#### Task to complete
Extract every line of the material that holds the string "bottom".

#### Listing
= = = =

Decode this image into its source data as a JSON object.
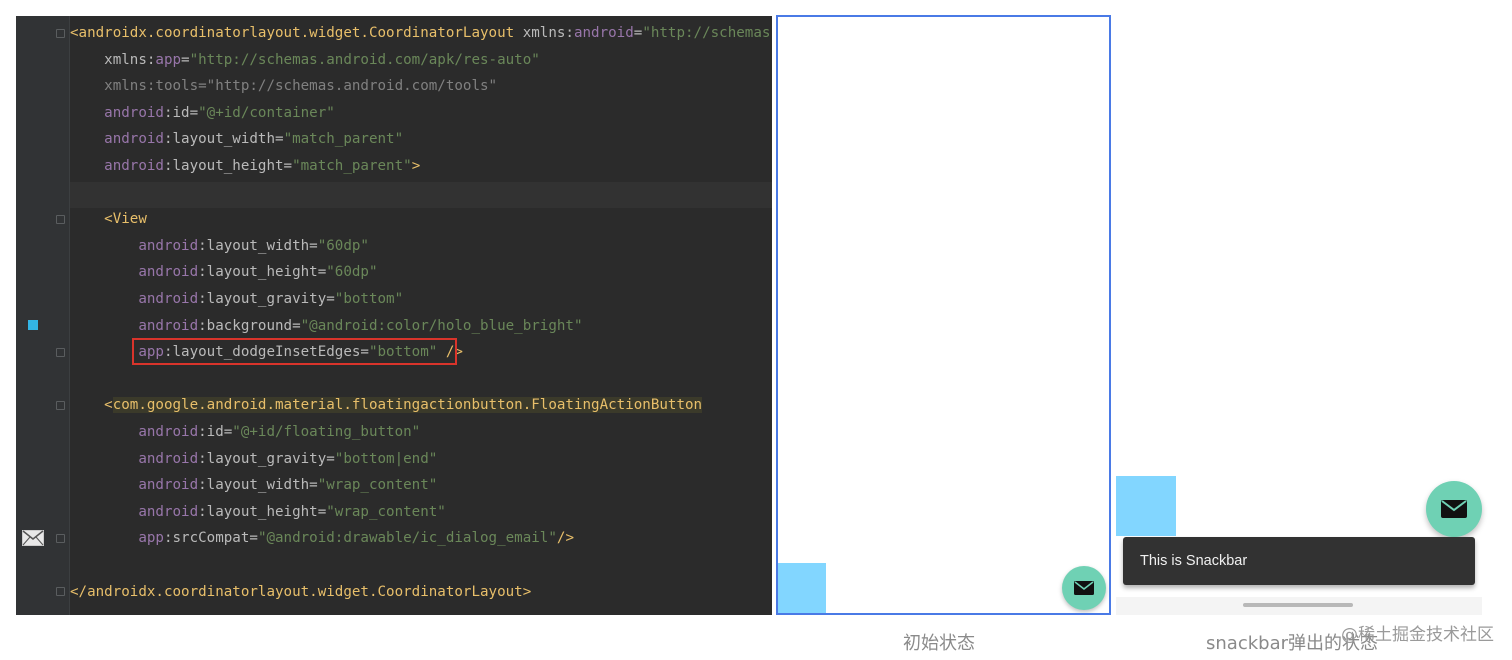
{
  "code_editor": {
    "lines": [
      {
        "parts": [
          {
            "c": "tag",
            "t": "<androidx.coordinatorlayout.widget.CoordinatorLayout "
          },
          {
            "c": "attr",
            "t": "xmlns:"
          },
          {
            "c": "ns",
            "t": "android"
          },
          {
            "c": "attr",
            "t": "="
          },
          {
            "c": "val",
            "t": "\"http://schemas.android.com/apk/res/android\""
          }
        ]
      },
      {
        "parts": [
          {
            "c": "attr",
            "t": "    xmlns:"
          },
          {
            "c": "ns",
            "t": "app"
          },
          {
            "c": "attr",
            "t": "="
          },
          {
            "c": "val",
            "t": "\"http://schemas.android.com/apk/res-auto\""
          }
        ]
      },
      {
        "parts": [
          {
            "c": "dim",
            "t": "    xmlns:tools=\"http://schemas.android.com/tools\""
          }
        ]
      },
      {
        "parts": [
          {
            "c": "ns",
            "t": "    android"
          },
          {
            "c": "attr",
            "t": ":id="
          },
          {
            "c": "val",
            "t": "\"@+id/container\""
          }
        ]
      },
      {
        "parts": [
          {
            "c": "ns",
            "t": "    android"
          },
          {
            "c": "attr",
            "t": ":layout_width="
          },
          {
            "c": "val",
            "t": "\"match_parent\""
          }
        ]
      },
      {
        "parts": [
          {
            "c": "ns",
            "t": "    android"
          },
          {
            "c": "attr",
            "t": ":layout_height="
          },
          {
            "c": "val",
            "t": "\"match_parent\""
          },
          {
            "c": "tag",
            "t": ">"
          }
        ]
      },
      {
        "parts": [
          {
            "c": "attr",
            "t": ""
          }
        ]
      },
      {
        "parts": [
          {
            "c": "tag",
            "t": "    <View"
          }
        ]
      },
      {
        "parts": [
          {
            "c": "ns",
            "t": "        android"
          },
          {
            "c": "attr",
            "t": ":layout_width="
          },
          {
            "c": "val",
            "t": "\"60dp\""
          }
        ]
      },
      {
        "parts": [
          {
            "c": "ns",
            "t": "        android"
          },
          {
            "c": "attr",
            "t": ":layout_height="
          },
          {
            "c": "val",
            "t": "\"60dp\""
          }
        ]
      },
      {
        "parts": [
          {
            "c": "ns",
            "t": "        android"
          },
          {
            "c": "attr",
            "t": ":layout_gravity="
          },
          {
            "c": "val",
            "t": "\"bottom\""
          }
        ]
      },
      {
        "parts": [
          {
            "c": "ns",
            "t": "        android"
          },
          {
            "c": "attr",
            "t": ":background="
          },
          {
            "c": "val",
            "t": "\"@android:color/holo_blue_bright\""
          }
        ]
      },
      {
        "parts": [
          {
            "c": "ns",
            "t": "        app"
          },
          {
            "c": "attr",
            "t": ":layout_dodgeInsetEdges="
          },
          {
            "c": "val",
            "t": "\"bottom\""
          },
          {
            "c": "tag",
            "t": " />"
          }
        ]
      },
      {
        "parts": [
          {
            "c": "attr",
            "t": ""
          }
        ]
      },
      {
        "parts": [
          {
            "c": "tag",
            "t": "    <"
          },
          {
            "c": "tag hl",
            "t": "com.google.android.material.floatingactionbutton.FloatingActionButton"
          }
        ]
      },
      {
        "parts": [
          {
            "c": "ns",
            "t": "        android"
          },
          {
            "c": "attr",
            "t": ":id="
          },
          {
            "c": "val",
            "t": "\"@+id/floating_button\""
          }
        ]
      },
      {
        "parts": [
          {
            "c": "ns",
            "t": "        android"
          },
          {
            "c": "attr",
            "t": ":layout_gravity="
          },
          {
            "c": "val",
            "t": "\"bottom|end\""
          }
        ]
      },
      {
        "parts": [
          {
            "c": "ns",
            "t": "        android"
          },
          {
            "c": "attr",
            "t": ":layout_width="
          },
          {
            "c": "val",
            "t": "\"wrap_content\""
          }
        ]
      },
      {
        "parts": [
          {
            "c": "ns",
            "t": "        android"
          },
          {
            "c": "attr",
            "t": ":layout_height="
          },
          {
            "c": "val",
            "t": "\"wrap_content\""
          }
        ]
      },
      {
        "parts": [
          {
            "c": "ns",
            "t": "        app"
          },
          {
            "c": "attr",
            "t": ":srcCompat="
          },
          {
            "c": "val",
            "t": "\"@android:drawable/ic_dialog_email\""
          },
          {
            "c": "tag",
            "t": "/>"
          }
        ]
      },
      {
        "parts": [
          {
            "c": "attr",
            "t": ""
          }
        ]
      },
      {
        "parts": [
          {
            "c": "tag",
            "t": "</androidx.coordinatorlayout.widget.CoordinatorLayout>"
          }
        ]
      }
    ],
    "highlighted_attribute": "app:layout_dodgeInsetEdges=\"bottom\""
  },
  "colors": {
    "view_color": "#82d6ff",
    "fab_color": "#6fd1b4",
    "highlight_box": "#d9342b",
    "frame_border": "#4a7ae6"
  },
  "phone_snackbar": {
    "snackbar_text": "This is Snackbar"
  },
  "icons": [
    "mail-icon",
    "fold-marker-icon",
    "color-swatch-icon"
  ],
  "captions": {
    "initial": "初始状态",
    "snackbar": "snackbar弹出的状态"
  },
  "watermark": "@稀土掘金技术社区"
}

= = = =

#### Response below
            "t": "\"bottom\""
            "t": "\"bottom\""
            "t": "\"bottom|end\""
    "highlighted_attribute": "app:layout_dodgeInsetEdges=\"bottom\""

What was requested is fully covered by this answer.